* **Information supplied**:
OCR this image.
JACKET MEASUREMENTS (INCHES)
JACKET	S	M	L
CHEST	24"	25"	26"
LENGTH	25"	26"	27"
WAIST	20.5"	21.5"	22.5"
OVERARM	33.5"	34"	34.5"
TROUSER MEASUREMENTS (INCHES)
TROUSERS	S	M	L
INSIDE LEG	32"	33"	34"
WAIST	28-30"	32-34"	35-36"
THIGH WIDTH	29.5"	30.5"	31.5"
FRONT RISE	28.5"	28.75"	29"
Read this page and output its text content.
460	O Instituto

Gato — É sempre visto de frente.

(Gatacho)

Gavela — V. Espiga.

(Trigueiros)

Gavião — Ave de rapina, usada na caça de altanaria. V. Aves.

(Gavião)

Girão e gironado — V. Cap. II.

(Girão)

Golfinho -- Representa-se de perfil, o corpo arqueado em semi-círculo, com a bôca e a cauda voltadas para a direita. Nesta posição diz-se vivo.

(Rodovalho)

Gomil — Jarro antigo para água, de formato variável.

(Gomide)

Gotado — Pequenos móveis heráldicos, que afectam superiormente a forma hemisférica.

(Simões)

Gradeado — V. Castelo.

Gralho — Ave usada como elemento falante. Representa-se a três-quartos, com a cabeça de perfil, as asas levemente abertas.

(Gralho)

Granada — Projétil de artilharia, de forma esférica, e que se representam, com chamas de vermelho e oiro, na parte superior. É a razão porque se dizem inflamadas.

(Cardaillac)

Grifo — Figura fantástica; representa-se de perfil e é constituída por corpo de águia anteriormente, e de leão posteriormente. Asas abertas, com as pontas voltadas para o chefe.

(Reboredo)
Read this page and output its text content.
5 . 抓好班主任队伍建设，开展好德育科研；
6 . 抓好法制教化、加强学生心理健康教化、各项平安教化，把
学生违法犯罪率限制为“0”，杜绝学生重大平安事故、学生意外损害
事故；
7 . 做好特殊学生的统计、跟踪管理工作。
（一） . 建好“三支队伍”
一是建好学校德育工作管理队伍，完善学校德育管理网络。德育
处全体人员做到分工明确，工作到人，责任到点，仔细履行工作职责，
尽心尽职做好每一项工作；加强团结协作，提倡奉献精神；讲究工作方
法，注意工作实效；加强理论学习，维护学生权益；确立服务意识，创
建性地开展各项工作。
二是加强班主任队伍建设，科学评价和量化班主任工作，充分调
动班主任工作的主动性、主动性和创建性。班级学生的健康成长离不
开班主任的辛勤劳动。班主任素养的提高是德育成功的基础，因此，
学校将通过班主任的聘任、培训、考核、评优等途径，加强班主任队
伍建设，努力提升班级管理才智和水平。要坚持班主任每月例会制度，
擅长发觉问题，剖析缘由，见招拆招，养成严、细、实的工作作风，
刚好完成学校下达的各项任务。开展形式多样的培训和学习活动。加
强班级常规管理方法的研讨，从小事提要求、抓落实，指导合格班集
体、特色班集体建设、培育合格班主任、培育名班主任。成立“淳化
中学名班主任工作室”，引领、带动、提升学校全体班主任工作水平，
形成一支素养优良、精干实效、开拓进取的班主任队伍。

* **Given task**: Repeat each of the entries above precisely as given.

* **The result**:
OCR this image.
JACKET MEASUREMENTS (INCHES)
JACKET	S	M	L
CHEST	24"	25"	26"
LENGTH	25"	26"	27"
WAIST	20.5"	21.5"	22.5"
OVERARM	33.5"	34"	34.5"
TROUSER MEASUREMENTS (INCHES)
TROUSERS	S	M	L
INSIDE LEG	32"	33"	34"
WAIST	28-30"	32-34"	35-36"
THIGH WIDTH	29.5"	30.5"	31.5"
FRONT RISE	28.5"	28.75"	29"
Read this page and output its text content.
460	O Instituto

Gato — É sempre visto de frente.

(Gatacho)

Gavela — V. Espiga.

(Trigueiros)

Gavião — Ave de rapina, usada na caça de altanaria. V. Aves.

(Gavião)

Girão e gironado — V. Cap. II.

(Girão)

Golfinho -- Representa-se de perfil, o corpo arqueado em semi-círculo, com a bôca e a cauda voltadas para a direita. Nesta posição diz-se vivo.

(Rodovalho)

Gomil — Jarro antigo para água, de formato variável.

(Gomide)

Gotado — Pequenos móveis heráldicos, que afectam superiormente a forma hemisférica.

(Simões)

Gradeado — V. Castelo.

Gralho — Ave usada como elemento falante. Representa-se a três-quartos, com a cabeça de perfil, as asas levemente abertas.

(Gralho)

Granada — Projétil de artilharia, de forma esférica, e que se representam, com chamas de vermelho e oiro, na parte superior. É a razão porque se dizem inflamadas.

(Cardaillac)

Grifo — Figura fantástica; representa-se de perfil e é constituída por corpo de águia anteriormente, e de leão posteriormente. Asas abertas, com as pontas voltadas para o chefe.

(Reboredo)
Read this page and output its text content.
5 . 抓好班主任队伍建设，开展好德育科研；
6 . 抓好法制教化、加强学生心理健康教化、各项平安教化，把
学生违法犯罪率限制为“0”，杜绝学生重大平安事故、学生意外损害
事故；
7 . 做好特殊学生的统计、跟踪管理工作。
（一） . 建好“三支队伍”
一是建好学校德育工作管理队伍，完善学校德育管理网络。德育
处全体人员做到分工明确，工作到人，责任到点，仔细履行工作职责，
尽心尽职做好每一项工作；加强团结协作，提倡奉献精神；讲究工作方
法，注意工作实效；加强理论学习，维护学生权益；确立服务意识，创
建性地开展各项工作。
二是加强班主任队伍建设，科学评价和量化班主任工作，充分调
动班主任工作的主动性、主动性和创建性。班级学生的健康成长离不
开班主任的辛勤劳动。班主任素养的提高是德育成功的基础，因此，
学校将通过班主任的聘任、培训、考核、评优等途径，加强班主任队
伍建设，努力提升班级管理才智和水平。要坚持班主任每月例会制度，
擅长发觉问题，剖析缘由，见招拆招，养成严、细、实的工作作风，
刚好完成学校下达的各项任务。开展形式多样的培训和学习活动。加
强班级常规管理方法的研讨，从小事提要求、抓落实，指导合格班集
体、特色班集体建设、培育合格班主任、培育名班主任。成立“淳化
中学名班主任工作室”，引领、带动、提升学校全体班主任工作水平，
形成一支素养优良、精干实效、开拓进取的班主任队伍。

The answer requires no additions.